» **WHAT YOU WILL DO**: Repeat the listing exactly as given, omitting every image.

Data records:
========================================================================

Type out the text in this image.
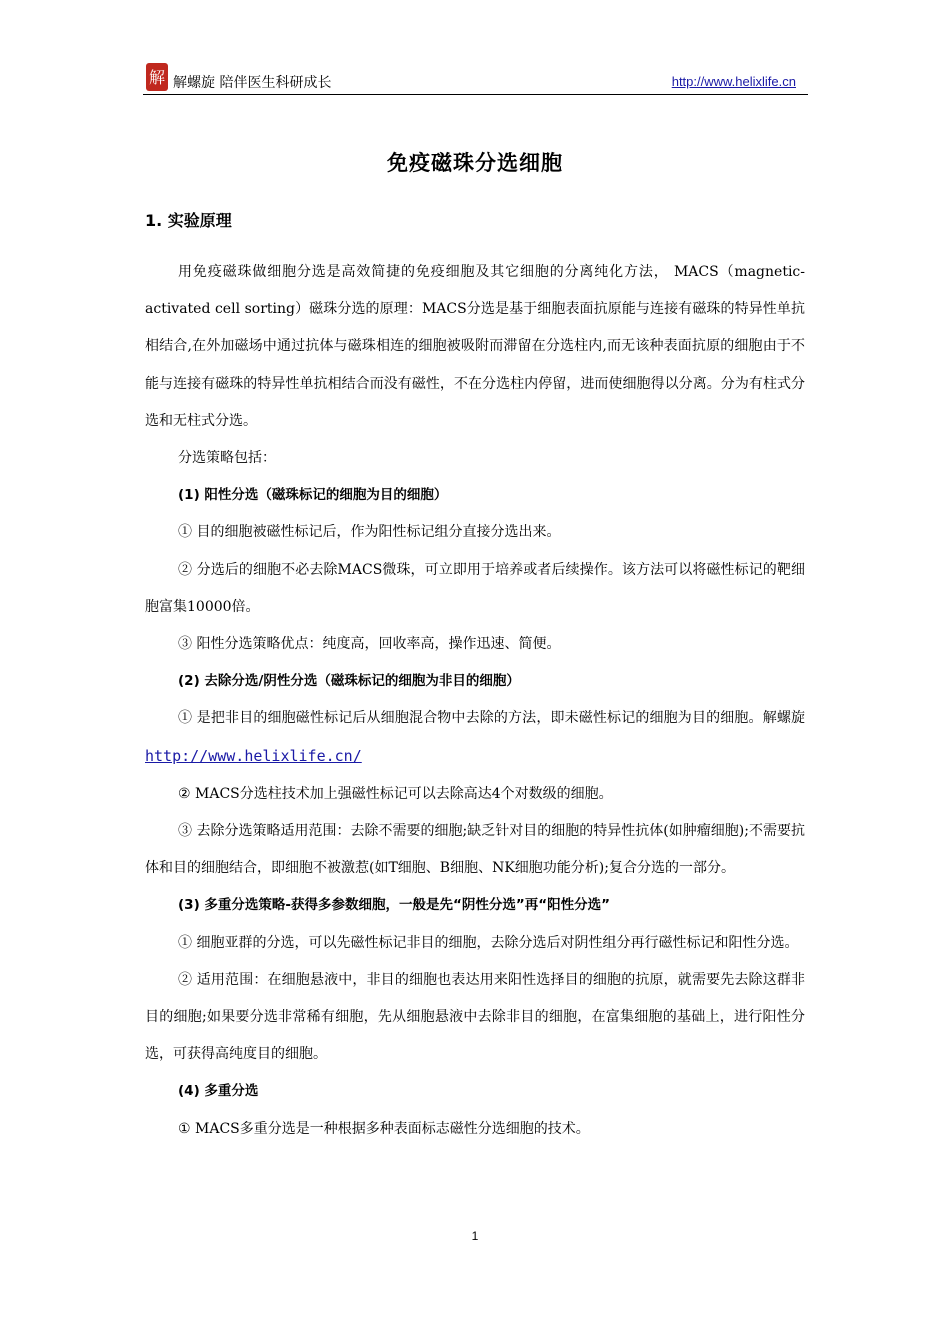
解 解螺旋 陪伴医生科研成长	http://www.helixlife.cn
免疫磁珠分选细胞
1. 实验原理

用免疫磁珠做细胞分选是高效简捷的免疫细胞及其它细胞的分离纯化方法， MACS（magnetic-activated cell sorting）磁珠分选的原理：MACS分选是基于细胞表面抗原能与连接有磁珠的特异性单抗相结合,在外加磁场中通过抗体与磁珠相连的细胞被吸附而滞留在分选柱内,而无该种表面抗原的细胞由于不能与连接有磁珠的特异性单抗相结合而没有磁性，不在分选柱内停留，进而使细胞得以分离。分为有柱式分选和无柱式分选。

分选策略包括：

(1) 阳性分选（磁珠标记的细胞为目的细胞）

① 目的细胞被磁性标记后，作为阳性标记组分直接分选出来。

② 分选后的细胞不必去除MACS微珠，可立即用于培养或者后续操作。该方法可以将磁性标记的靶细胞富集10000倍。

③ 阳性分选策略优点：纯度高，回收率高，操作迅速、简便。

(2) 去除分选/阴性分选（磁珠标记的细胞为非目的细胞）

① 是把非目的细胞磁性标记后从细胞混合物中去除的方法，即未磁性标记的细胞为目的细胞。解螺旋 http://www.helixlife.cn/

② MACS分选柱技术加上强磁性标记可以去除高达4个对数级的细胞。

③ 去除分选策略适用范围：去除不需要的细胞;缺乏针对目的细胞的特异性抗体(如肿瘤细胞);不需要抗体和目的细胞结合，即细胞不被激惹(如T细胞、B细胞、NK细胞功能分析);复合分选的一部分。

(3) 多重分选策略-获得多参数细胞，一般是先“阴性分选”再“阳性分选”

① 细胞亚群的分选，可以先磁性标记非目的细胞，去除分选后对阴性组分再行磁性标记和阳性分选。

② 适用范围：在细胞悬液中，非目的细胞也表达用来阳性选择目的细胞的抗原，就需要先去除这群非目的细胞;如果要分选非常稀有细胞，先从细胞悬液中去除非目的细胞，在富集细胞的基础上，进行阳性分选，可获得高纯度目的细胞。

(4) 多重分选

① MACS多重分选是一种根据多种表面标志磁性分选细胞的技术。

1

========================================================================

» **SOLUTION FOR THIS EXERCISE**:
Type out the text in this image.
解 解螺旋 陪伴医生科研成长	http://www.helixlife.cn
免疫磁珠分选细胞
1. 实验原理

用免疫磁珠做细胞分选是高效简捷的免疫细胞及其它细胞的分离纯化方法， MACS（magnetic-activated cell sorting）磁珠分选的原理：MACS分选是基于细胞表面抗原能与连接有磁珠的特异性单抗相结合,在外加磁场中通过抗体与磁珠相连的细胞被吸附而滞留在分选柱内,而无该种表面抗原的细胞由于不能与连接有磁珠的特异性单抗相结合而没有磁性，不在分选柱内停留，进而使细胞得以分离。分为有柱式分选和无柱式分选。

分选策略包括：

(1) 阳性分选（磁珠标记的细胞为目的细胞）

① 目的细胞被磁性标记后，作为阳性标记组分直接分选出来。

② 分选后的细胞不必去除MACS微珠，可立即用于培养或者后续操作。该方法可以将磁性标记的靶细胞富集10000倍。

③ 阳性分选策略优点：纯度高，回收率高，操作迅速、简便。

(2) 去除分选/阴性分选（磁珠标记的细胞为非目的细胞）

① 是把非目的细胞磁性标记后从细胞混合物中去除的方法，即未磁性标记的细胞为目的细胞。解螺旋 http://www.helixlife.cn/

② MACS分选柱技术加上强磁性标记可以去除高达4个对数级的细胞。

③ 去除分选策略适用范围：去除不需要的细胞;缺乏针对目的细胞的特异性抗体(如肿瘤细胞);不需要抗体和目的细胞结合，即细胞不被激惹(如T细胞、B细胞、NK细胞功能分析);复合分选的一部分。

(3) 多重分选策略-获得多参数细胞，一般是先“阴性分选”再“阳性分选”

① 细胞亚群的分选，可以先磁性标记非目的细胞，去除分选后对阴性组分再行磁性标记和阳性分选。

② 适用范围：在细胞悬液中，非目的细胞也表达用来阳性选择目的细胞的抗原，就需要先去除这群非目的细胞;如果要分选非常稀有细胞，先从细胞悬液中去除非目的细胞，在富集细胞的基础上，进行阳性分选，可获得高纯度目的细胞。

(4) 多重分选

① MACS多重分选是一种根据多种表面标志磁性分选细胞的技术。

1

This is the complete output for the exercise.